### WHAT IS BEING ASKED
Identify and pull out each line of the entries in which "шурфов" occurs.

### DATASET

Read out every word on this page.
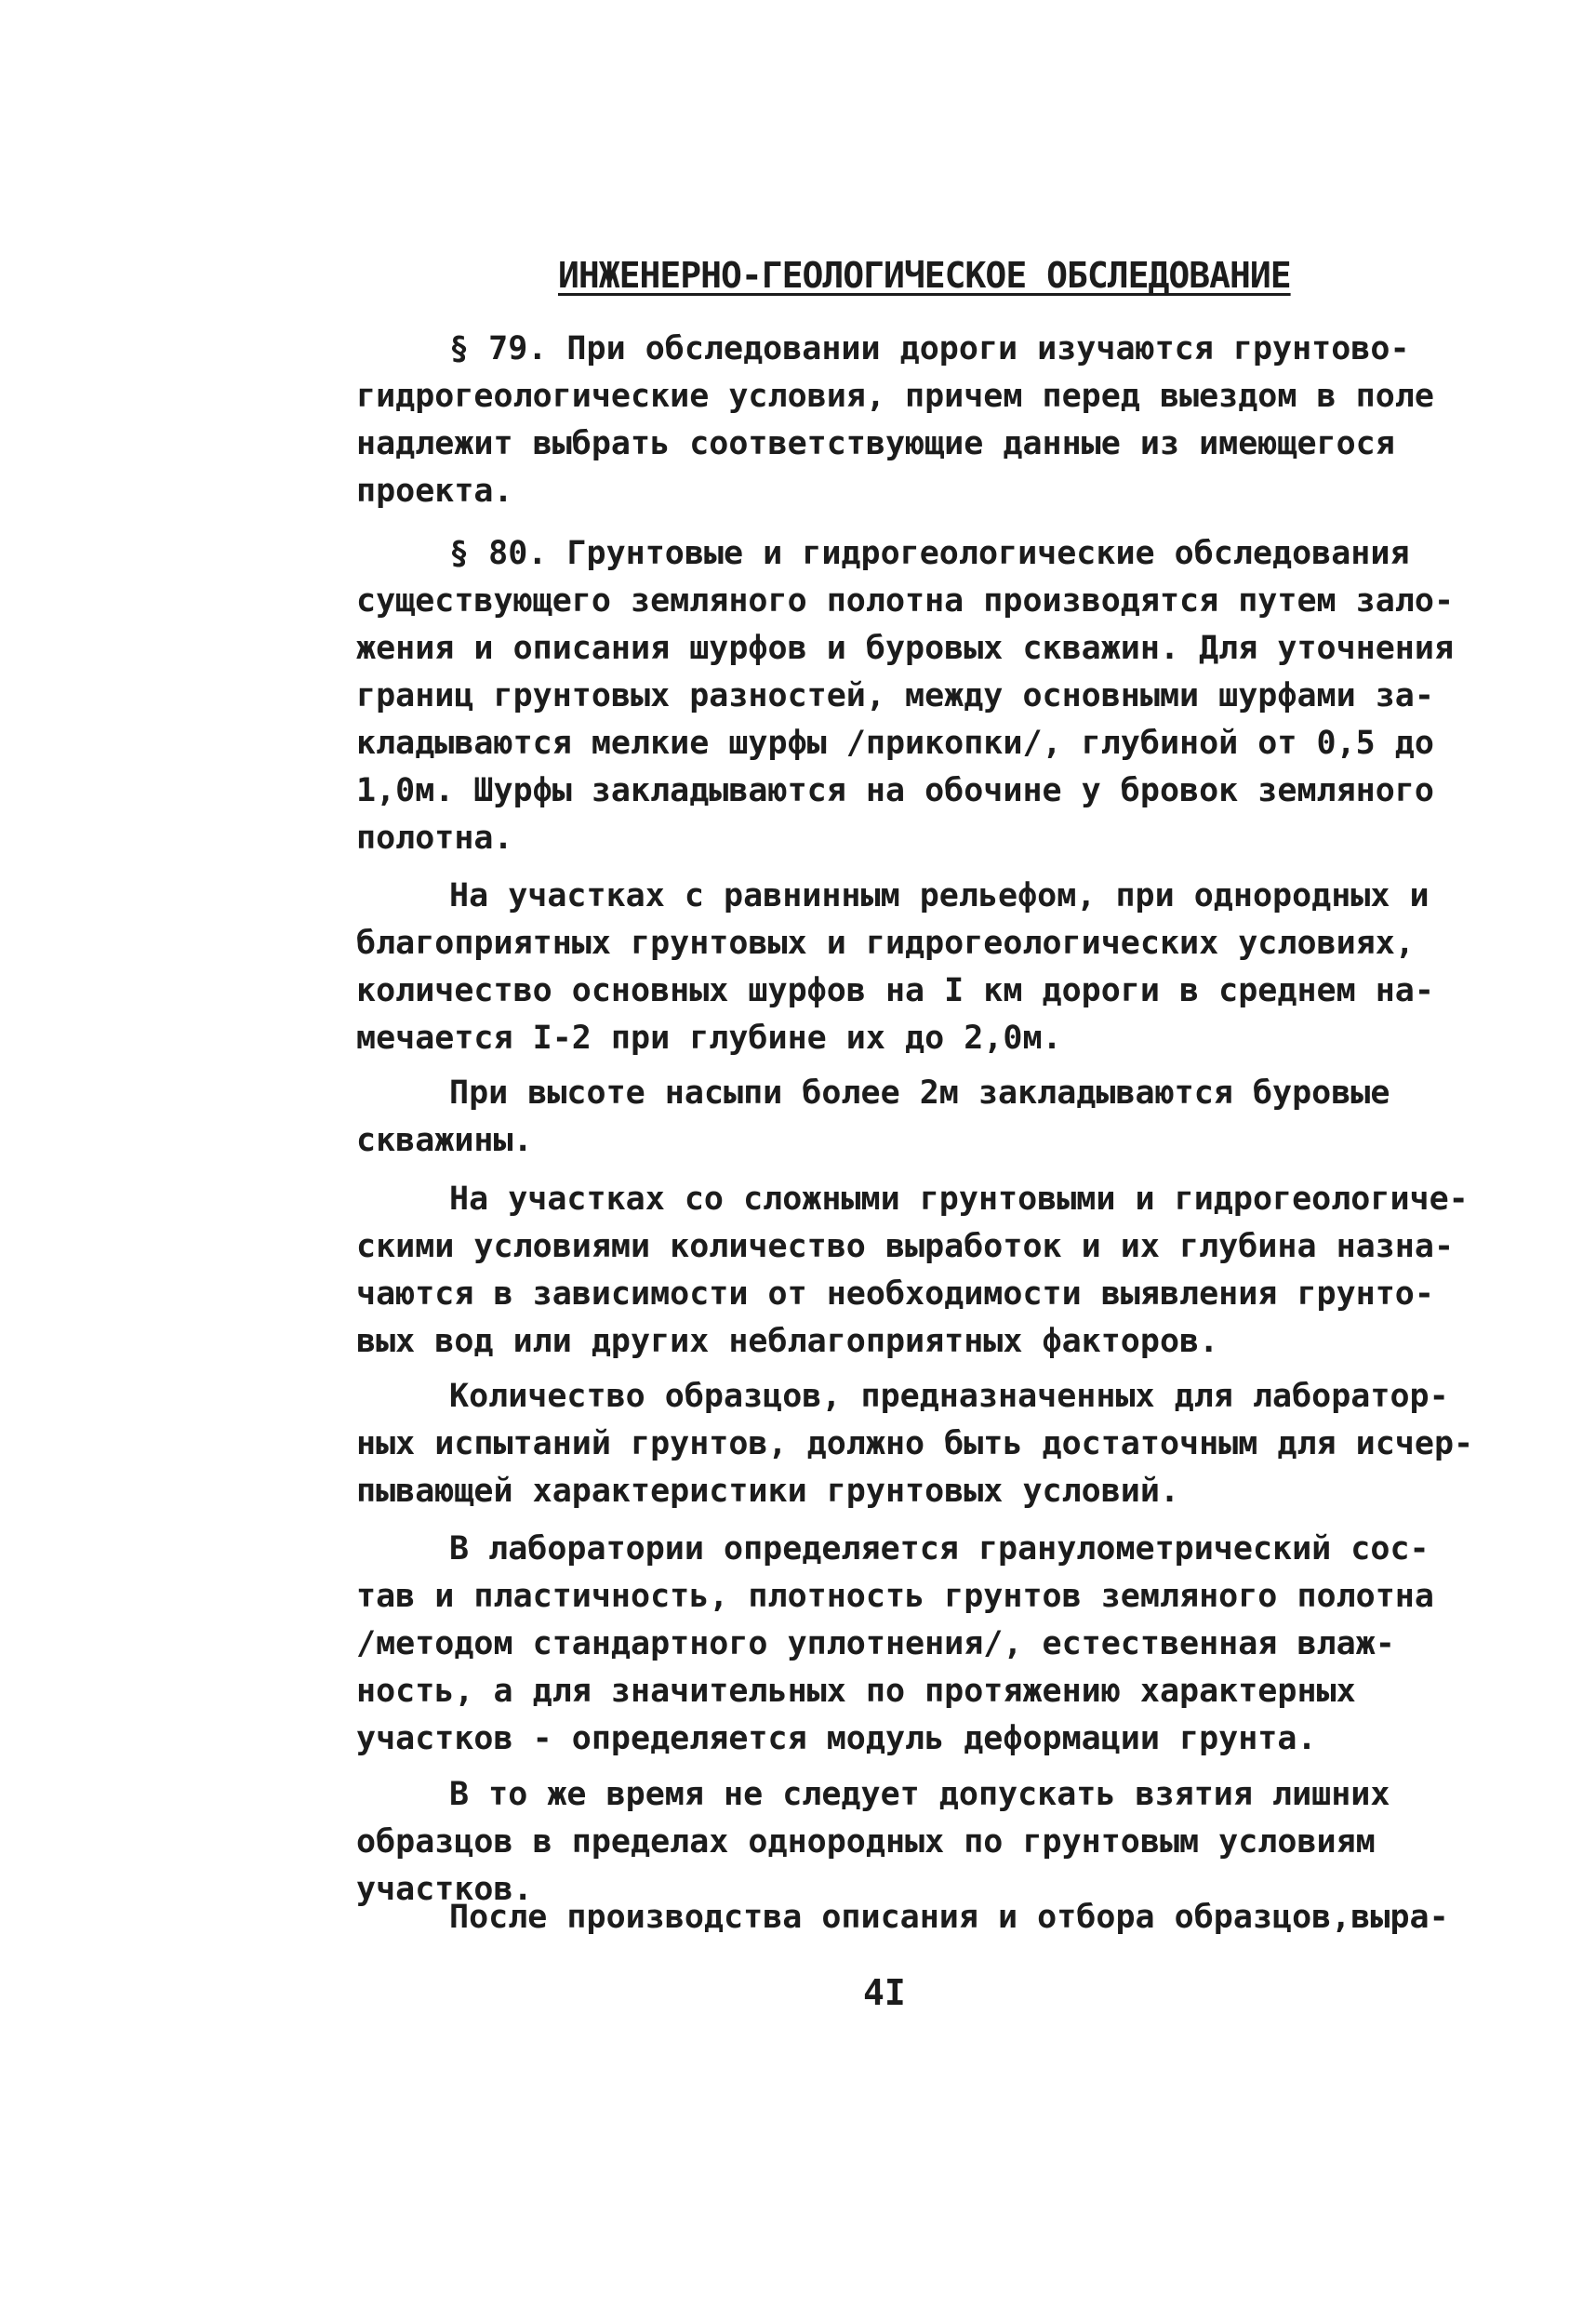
ИНЖЕНЕРНО-ГЕОЛОГИЧЕСКОЕ ОБСЛЕДОВАНИЕ
§ 79. При обследовании дороги изучаются грунтово-
гидрогеологические условия, причем перед выездом в поле
надлежит выбрать соответствующие данные из имеющегося
проекта.
§ 80. Грунтовые и гидрогеологические обследования
существующего земляного полотна производятся путем зало-
жения и описания шурфов и буровых скважин. Для уточнения
границ грунтовых разностей, между основными шурфами за-
кладываются мелкие шурфы /прикопки/, глубиной от 0,5 до
1,0м. Шурфы закладываются на обочине у бровок земляного
полотна.
На участках с равнинным рельефом, при однородных и
благоприятных грунтовых и гидрогеологических условиях,
количество основных шурфов на I км дороги в среднем на-
мечается I-2 при глубине их до 2,0м.
При высоте насыпи более 2м закладываются буровые
скважины.
На участках со сложными грунтовыми и гидрогеологиче-
скими условиями количество выработок и их глубина назна-
чаются в зависимости от необходимости выявления грунто-
вых вод или других неблагоприятных факторов.
Количество образцов, предназначенных для лаборатор-
ных испытаний грунтов, должно быть достаточным для исчер-
пывающей характеристики грунтовых условий.
В лаборатории определяется гранулометрический сос-
тав и пластичность, плотность грунтов земляного полотна
/методом стандартного уплотнения/, естественная влаж-
ность, а для значительных по протяжению характерных
участков - определяется модуль деформации грунта.
В то же время не следует допускать взятия лишних
образцов в пределах однородных по грунтовым условиям
участков.
После производства описания и отбора образцов,выра-
4I
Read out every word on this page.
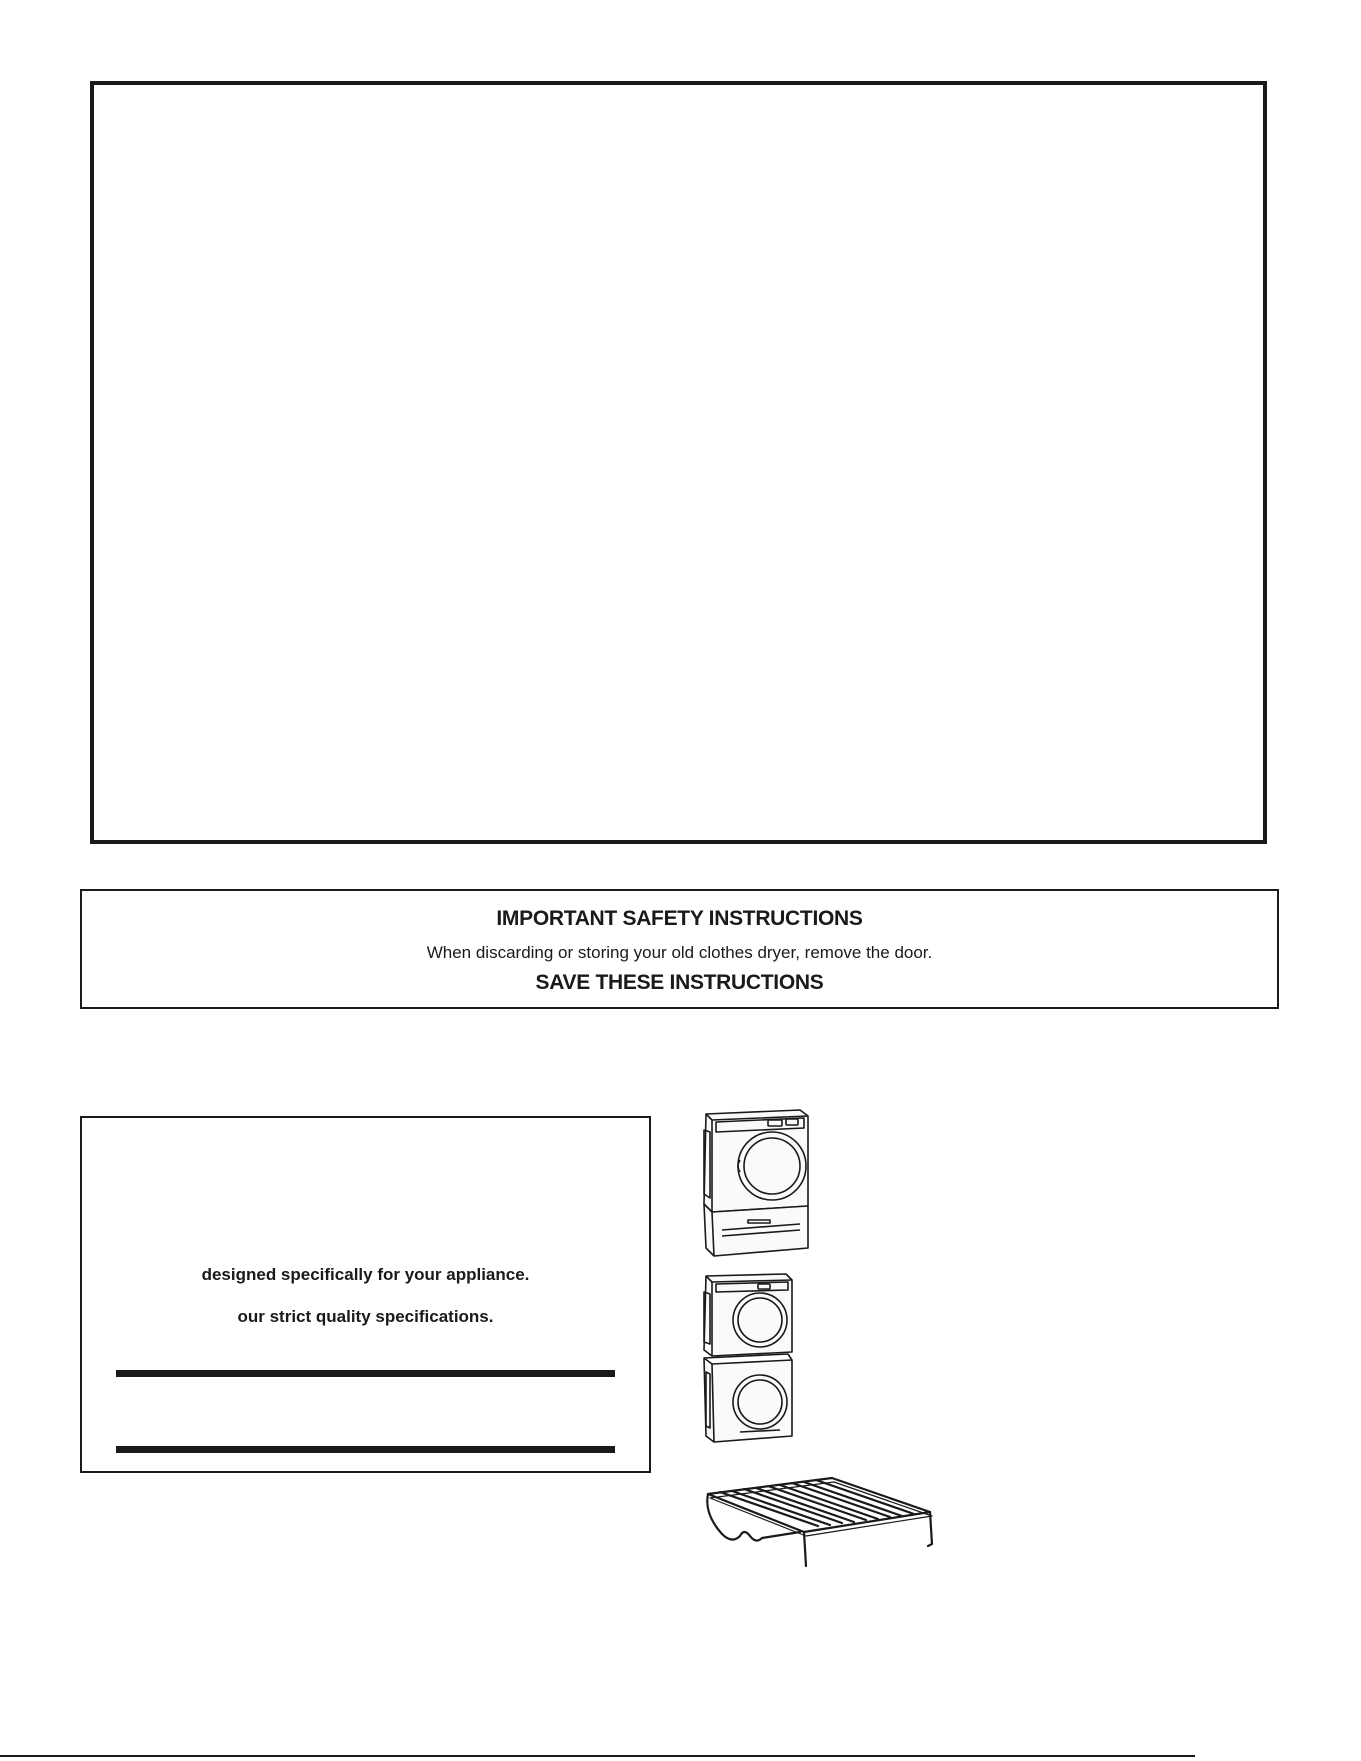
IMPORTANT SAFETY INSTRUCTIONS
When discarding or storing your old clothes dryer, remove the door.
SAVE THESE INSTRUCTIONS
designed specifically for your appliance.
our strict quality specifications.
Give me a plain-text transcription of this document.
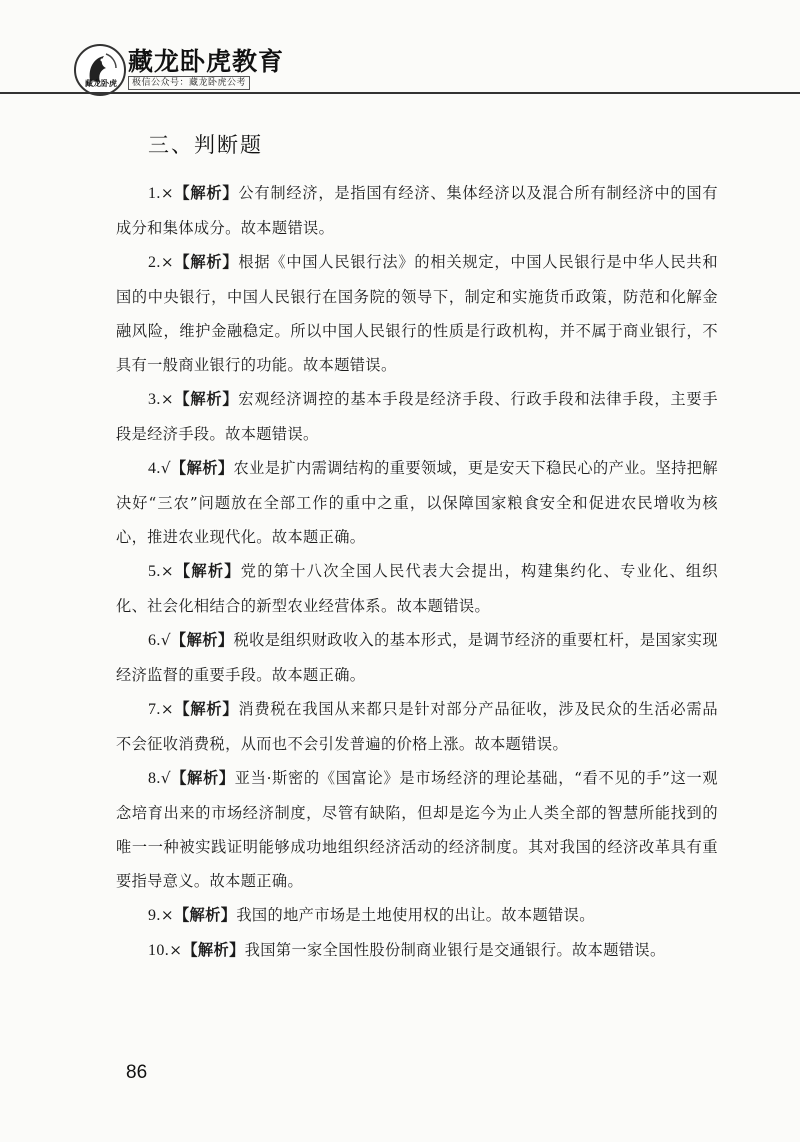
藏龙卧虎
藏龙卧虎教育
极信公众号：藏龙卧虎公考
三、判断题

1.×【解析】公有制经济，是指国有经济、集体经济以及混合所有制经济中的国有成分和集体成分。故本题错误。

2.×【解析】根据《中国人民银行法》的相关规定，中国人民银行是中华人民共和国的中央银行，中国人民银行在国务院的领导下，制定和实施货币政策，防范和化解金融风险，维护金融稳定。所以中国人民银行的性质是行政机构，并不属于商业银行，不具有一般商业银行的功能。故本题错误。

3.×【解析】宏观经济调控的基本手段是经济手段、行政手段和法律手段，主要手段是经济手段。故本题错误。

4.√【解析】农业是扩内需调结构的重要领域，更是安天下稳民心的产业。坚持把解决好“三农”问题放在全部工作的重中之重，以保障国家粮食安全和促进农民增收为核心，推进农业现代化。故本题正确。

5.×【解析】党的第十八次全国人民代表大会提出，构建集约化、专业化、组织化、社会化相结合的新型农业经营体系。故本题错误。

6.√【解析】税收是组织财政收入的基本形式，是调节经济的重要杠杆，是国家实现经济监督的重要手段。故本题正确。

7.×【解析】消费税在我国从来都只是针对部分产品征收，涉及民众的生活必需品不会征收消费税，从而也不会引发普遍的价格上涨。故本题错误。

8.√【解析】亚当·斯密的《国富论》是市场经济的理论基础，“看不见的手”这一观念培育出来的市场经济制度，尽管有缺陷，但却是迄今为止人类全部的智慧所能找到的唯一一种被实践证明能够成功地组织经济活动的经济制度。其对我国的经济改革具有重要指导意义。故本题正确。

9.×【解析】我国的地产市场是土地使用权的出让。故本题错误。

10.×【解析】我国第一家全国性股份制商业银行是交通银行。故本题错误。

86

### EXERCISE RESULT
жения и описания шурфов и буровых скважин. Для уточнения
количество основных шурфов на I км дороги в среднем на-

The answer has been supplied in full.